### What is required
Look through the listing for the word "icon". Copy each line that has it.

[BEGIN Entries]

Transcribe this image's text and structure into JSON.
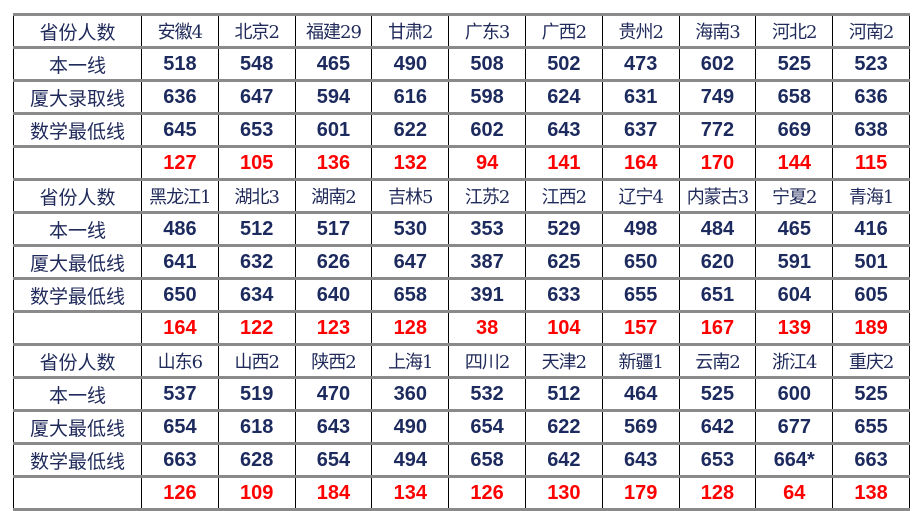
{
  "colors": {
    "label": "#1f2a5a",
    "number": "#1c2a5e",
    "difference": "#ff0000",
    "rule": "#8a8a8a"
  },
  "blocks": [
    {
      "header": "省份人数",
      "provinces": [
        "安徽4",
        "北京2",
        "福建29",
        "甘肃2",
        "广东3",
        "广西2",
        "贵州2",
        "海南3",
        "河北2",
        "河南2"
      ],
      "rows": [
        {
          "label": "本一线",
          "values": [
            "518",
            "548",
            "465",
            "490",
            "508",
            "502",
            "473",
            "602",
            "525",
            "523"
          ]
        },
        {
          "label": "厦大录取线",
          "values": [
            "636",
            "647",
            "594",
            "616",
            "598",
            "624",
            "631",
            "749",
            "658",
            "636"
          ]
        },
        {
          "label": "数学最低线",
          "values": [
            "645",
            "653",
            "601",
            "622",
            "602",
            "643",
            "637",
            "772",
            "669",
            "638"
          ]
        }
      ],
      "differences": [
        "127",
        "105",
        "136",
        "132",
        "94",
        "141",
        "164",
        "170",
        "144",
        "115"
      ]
    },
    {
      "header": "省份人数",
      "provinces": [
        "黑龙江1",
        "湖北3",
        "湖南2",
        "吉林5",
        "江苏2",
        "江西2",
        "辽宁4",
        "内蒙古3",
        "宁夏2",
        "青海1"
      ],
      "rows": [
        {
          "label": "本一线",
          "values": [
            "486",
            "512",
            "517",
            "530",
            "353",
            "529",
            "498",
            "484",
            "465",
            "416"
          ]
        },
        {
          "label": "厦大最低线",
          "values": [
            "641",
            "632",
            "626",
            "647",
            "387",
            "625",
            "650",
            "620",
            "591",
            "501"
          ]
        },
        {
          "label": "数学最低线",
          "values": [
            "650",
            "634",
            "640",
            "658",
            "391",
            "633",
            "655",
            "651",
            "604",
            "605"
          ]
        }
      ],
      "differences": [
        "164",
        "122",
        "123",
        "128",
        "38",
        "104",
        "157",
        "167",
        "139",
        "189"
      ]
    },
    {
      "header": "省份人数",
      "provinces": [
        "山东6",
        "山西2",
        "陕西2",
        "上海1",
        "四川2",
        "天津2",
        "新疆1",
        "云南2",
        "浙江4",
        "重庆2"
      ],
      "rows": [
        {
          "label": "本一线",
          "values": [
            "537",
            "519",
            "470",
            "360",
            "532",
            "512",
            "464",
            "525",
            "600",
            "525"
          ]
        },
        {
          "label": "厦大最低线",
          "values": [
            "654",
            "618",
            "643",
            "490",
            "654",
            "622",
            "569",
            "642",
            "677",
            "655"
          ]
        },
        {
          "label": "数学最低线",
          "values": [
            "663",
            "628",
            "654",
            "494",
            "658",
            "642",
            "643",
            "653",
            "664*",
            "663"
          ]
        }
      ],
      "differences": [
        "126",
        "109",
        "184",
        "134",
        "126",
        "130",
        "179",
        "128",
        "64",
        "138"
      ]
    }
  ]
}
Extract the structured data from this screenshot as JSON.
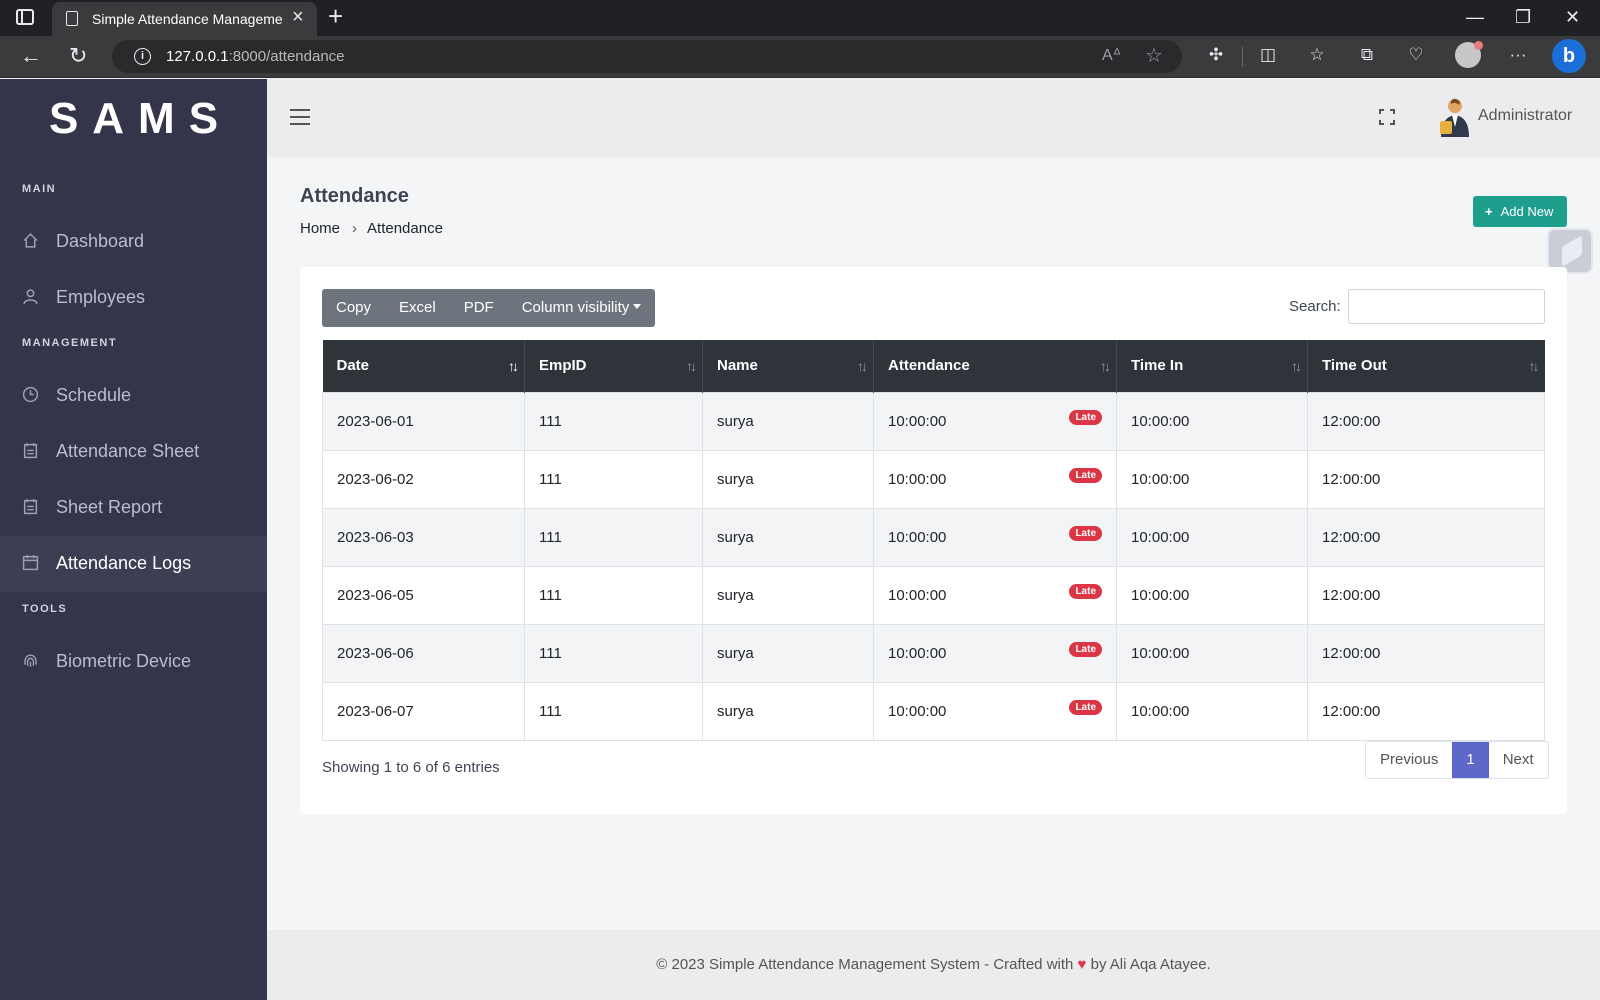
{
  "browser": {
    "tab_title": "Simple Attendance Management",
    "tab_close": "×",
    "new_tab": "+",
    "url_host": "127.0.0.1",
    "url_rest": ":8000/attendance",
    "window": {
      "minimize": "—",
      "restore": "❐",
      "close": "✕"
    },
    "nav": {
      "back": "←",
      "reload": "↻"
    },
    "toolbar_more": "···"
  },
  "sidebar": {
    "brand": "SAMS",
    "sections": [
      {
        "title": "MAIN",
        "items": [
          {
            "label": "Dashboard",
            "icon": "home-icon"
          },
          {
            "label": "Employees",
            "icon": "user-icon"
          }
        ]
      },
      {
        "title": "MANAGEMENT",
        "items": [
          {
            "label": "Schedule",
            "icon": "clock-icon"
          },
          {
            "label": "Attendance Sheet",
            "icon": "clipboard-icon"
          },
          {
            "label": "Sheet Report",
            "icon": "clipboard-icon"
          },
          {
            "label": "Attendance Logs",
            "icon": "calendar-icon",
            "active": true
          }
        ]
      },
      {
        "title": "TOOLS",
        "items": [
          {
            "label": "Biometric Device",
            "icon": "fingerprint-icon"
          }
        ]
      }
    ]
  },
  "topbar": {
    "user_name": "Administrator"
  },
  "page": {
    "title": "Attendance",
    "breadcrumb": {
      "home": "Home",
      "current": "Attendance"
    },
    "add_new_label": "Add New"
  },
  "table_tools": {
    "buttons": [
      "Copy",
      "Excel",
      "PDF",
      "Column visibility"
    ],
    "search_label": "Search:",
    "search_value": ""
  },
  "table": {
    "columns": [
      "Date",
      "EmpID",
      "Name",
      "Attendance",
      "Time In",
      "Time Out"
    ],
    "rows": [
      {
        "date": "2023-06-01",
        "emp_id": "111",
        "name": "surya",
        "attendance": "10:00:00",
        "badge": "Late",
        "time_in": "10:00:00",
        "time_out": "12:00:00"
      },
      {
        "date": "2023-06-02",
        "emp_id": "111",
        "name": "surya",
        "attendance": "10:00:00",
        "badge": "Late",
        "time_in": "10:00:00",
        "time_out": "12:00:00"
      },
      {
        "date": "2023-06-03",
        "emp_id": "111",
        "name": "surya",
        "attendance": "10:00:00",
        "badge": "Late",
        "time_in": "10:00:00",
        "time_out": "12:00:00"
      },
      {
        "date": "2023-06-05",
        "emp_id": "111",
        "name": "surya",
        "attendance": "10:00:00",
        "badge": "Late",
        "time_in": "10:00:00",
        "time_out": "12:00:00"
      },
      {
        "date": "2023-06-06",
        "emp_id": "111",
        "name": "surya",
        "attendance": "10:00:00",
        "badge": "Late",
        "time_in": "10:00:00",
        "time_out": "12:00:00"
      },
      {
        "date": "2023-06-07",
        "emp_id": "111",
        "name": "surya",
        "attendance": "10:00:00",
        "badge": "Late",
        "time_in": "10:00:00",
        "time_out": "12:00:00"
      }
    ],
    "info_prefix": "Showing ",
    "info_from": "1",
    "info_mid1": " to ",
    "info_to": "6",
    "info_mid2": " of ",
    "info_total": "6",
    "info_suffix": " entries",
    "pagination": {
      "previous": "Previous",
      "current_page": "1",
      "next": "Next"
    }
  },
  "footer": {
    "text_before": "© 2023 Simple Attendance Management System - Crafted with ",
    "heart": "♥",
    "text_after": " by Ali Aqa Atayee."
  },
  "colors": {
    "sidebar_bg": "#34344a",
    "accent_teal": "#1e9e8d",
    "badge_red": "#dc3545",
    "pager_active": "#5d68c9"
  }
}
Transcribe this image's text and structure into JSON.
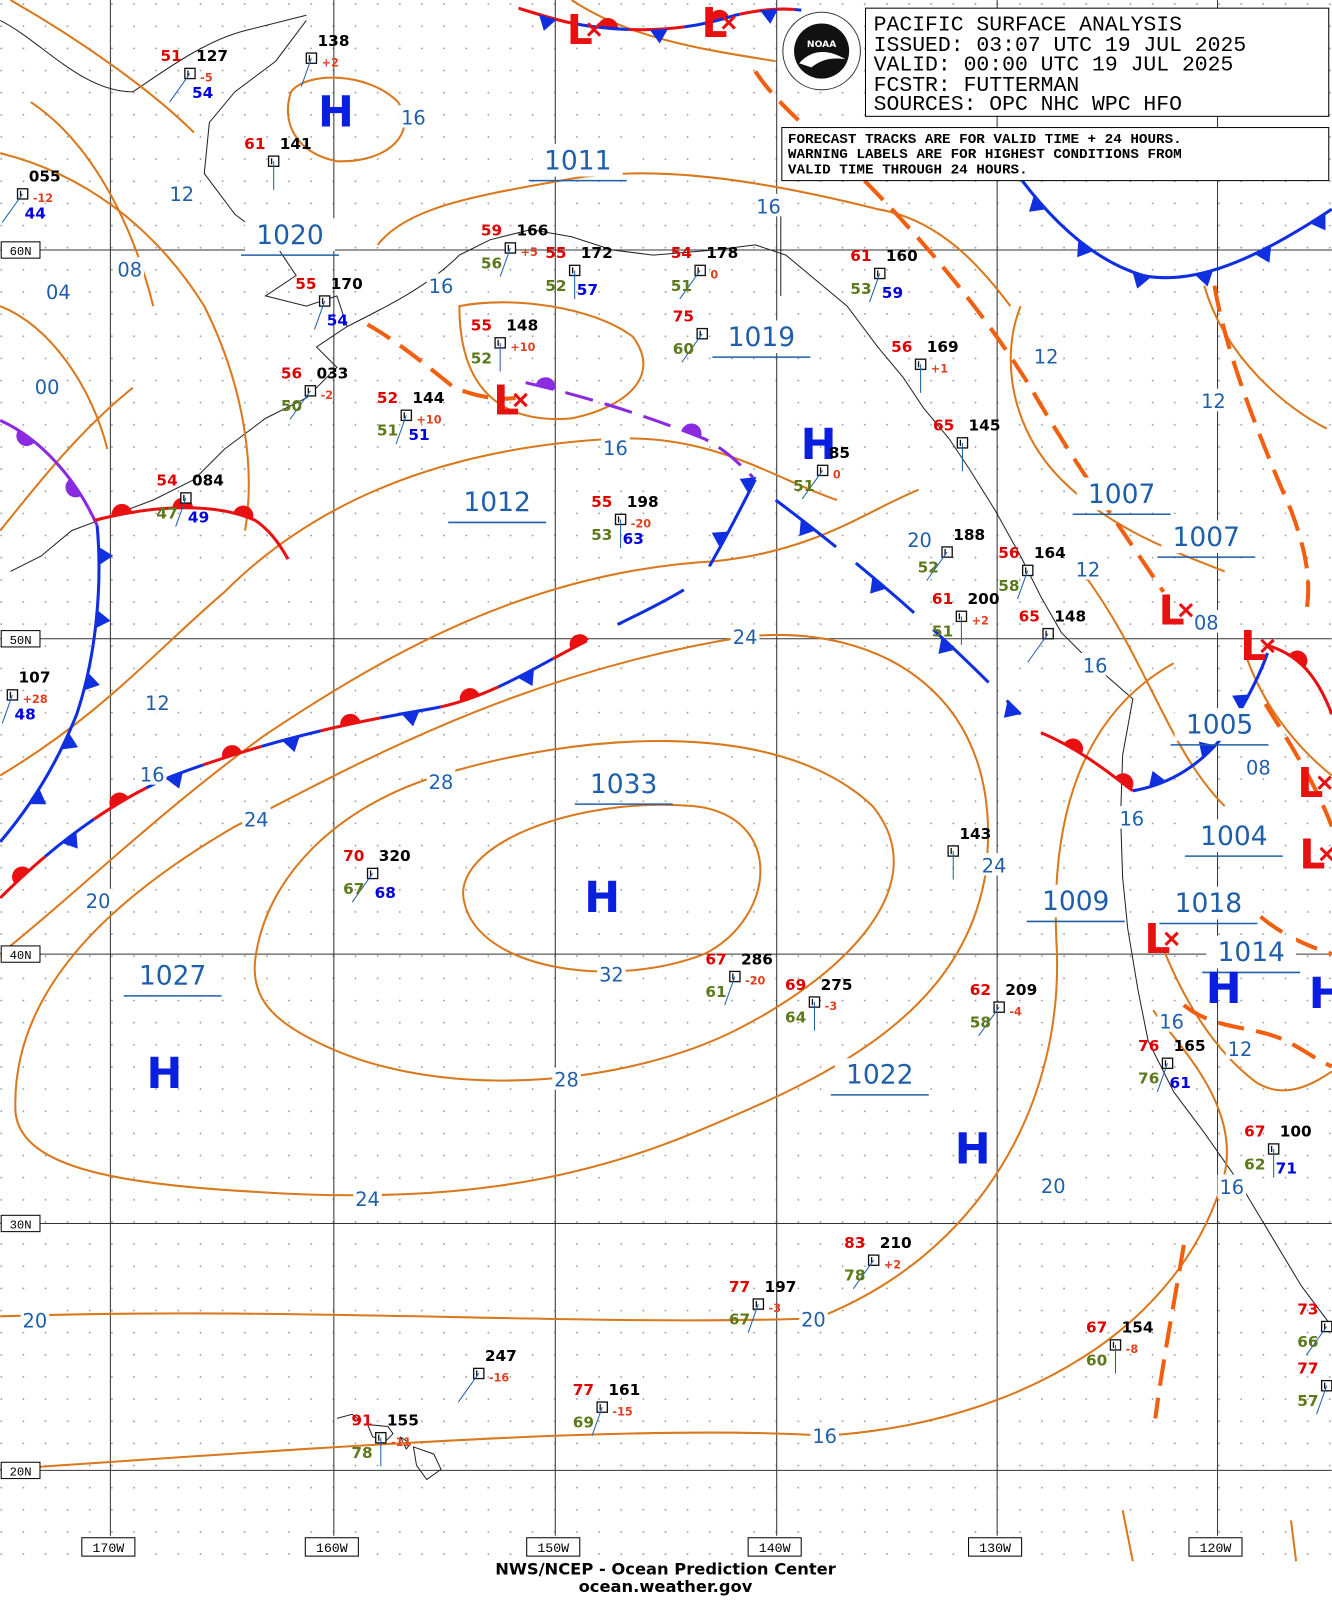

[END Entries]

### Written answer
            "icon": "home-icon"
            "icon": "user-icon"
            "icon": "clock-icon"
            "icon": "clipboard-icon"
            "icon": "clipboard-icon"
            "icon": "calendar-icon",
            "icon": "fingerprint-icon"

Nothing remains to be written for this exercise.